### Work item
Omit the pictures from the listing below and print every remaining entry verbatim.
-*-
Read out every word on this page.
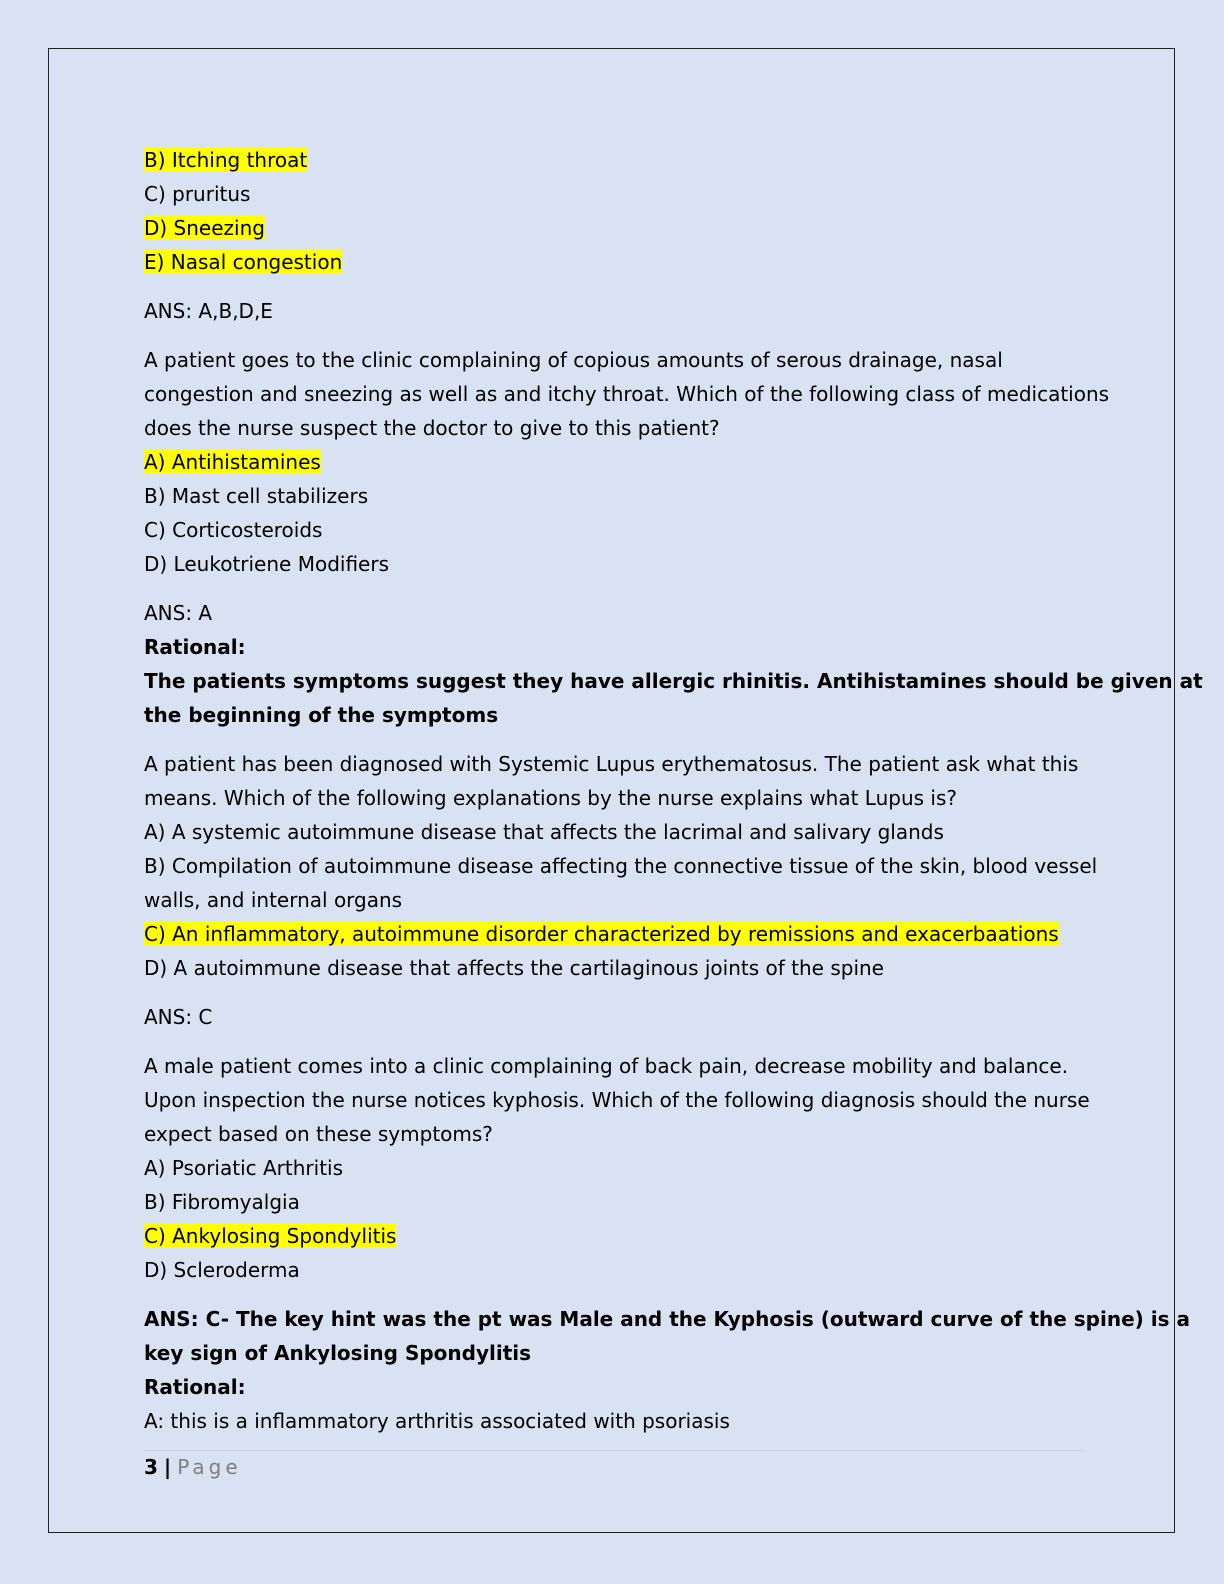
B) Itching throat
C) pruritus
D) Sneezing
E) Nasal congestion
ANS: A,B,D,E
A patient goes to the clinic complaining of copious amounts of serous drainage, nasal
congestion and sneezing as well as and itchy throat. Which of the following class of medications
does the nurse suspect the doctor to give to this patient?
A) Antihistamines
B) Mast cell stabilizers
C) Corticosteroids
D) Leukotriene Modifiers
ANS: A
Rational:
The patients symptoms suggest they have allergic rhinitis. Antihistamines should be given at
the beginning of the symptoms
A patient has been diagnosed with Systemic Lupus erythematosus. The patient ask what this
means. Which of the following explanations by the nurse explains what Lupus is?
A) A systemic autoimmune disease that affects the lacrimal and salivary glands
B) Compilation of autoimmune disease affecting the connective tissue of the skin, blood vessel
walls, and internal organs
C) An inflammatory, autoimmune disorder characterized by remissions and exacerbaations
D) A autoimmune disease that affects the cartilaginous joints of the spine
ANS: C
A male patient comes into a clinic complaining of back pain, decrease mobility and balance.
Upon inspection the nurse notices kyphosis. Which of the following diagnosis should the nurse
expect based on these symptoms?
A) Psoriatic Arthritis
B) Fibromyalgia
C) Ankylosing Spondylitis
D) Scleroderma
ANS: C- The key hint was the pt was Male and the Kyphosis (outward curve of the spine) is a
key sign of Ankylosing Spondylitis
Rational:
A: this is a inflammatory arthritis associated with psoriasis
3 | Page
-*-
### Response to the exercise
Read out every word on this page.
B) Itching throat
C) pruritus
D) Sneezing
E) Nasal congestion
ANS: A,B,D,E
A patient goes to the clinic complaining of copious amounts of serous drainage, nasal
congestion and sneezing as well as and itchy throat. Which of the following class of medications
does the nurse suspect the doctor to give to this patient?
A) Antihistamines
B) Mast cell stabilizers
C) Corticosteroids
D) Leukotriene Modifiers
ANS: A
Rational:
The patients symptoms suggest they have allergic rhinitis. Antihistamines should be given at
the beginning of the symptoms
A patient has been diagnosed with Systemic Lupus erythematosus. The patient ask what this
means. Which of the following explanations by the nurse explains what Lupus is?
A) A systemic autoimmune disease that affects the lacrimal and salivary glands
B) Compilation of autoimmune disease affecting the connective tissue of the skin, blood vessel
walls, and internal organs
C) An inflammatory, autoimmune disorder characterized by remissions and exacerbaations
D) A autoimmune disease that affects the cartilaginous joints of the spine
ANS: C
A male patient comes into a clinic complaining of back pain, decrease mobility and balance.
Upon inspection the nurse notices kyphosis. Which of the following diagnosis should the nurse
expect based on these symptoms?
A) Psoriatic Arthritis
B) Fibromyalgia
C) Ankylosing Spondylitis
D) Scleroderma
ANS: C- The key hint was the pt was Male and the Kyphosis (outward curve of the spine) is a
key sign of Ankylosing Spondylitis
Rational:
A: this is a inflammatory arthritis associated with psoriasis
3 | Page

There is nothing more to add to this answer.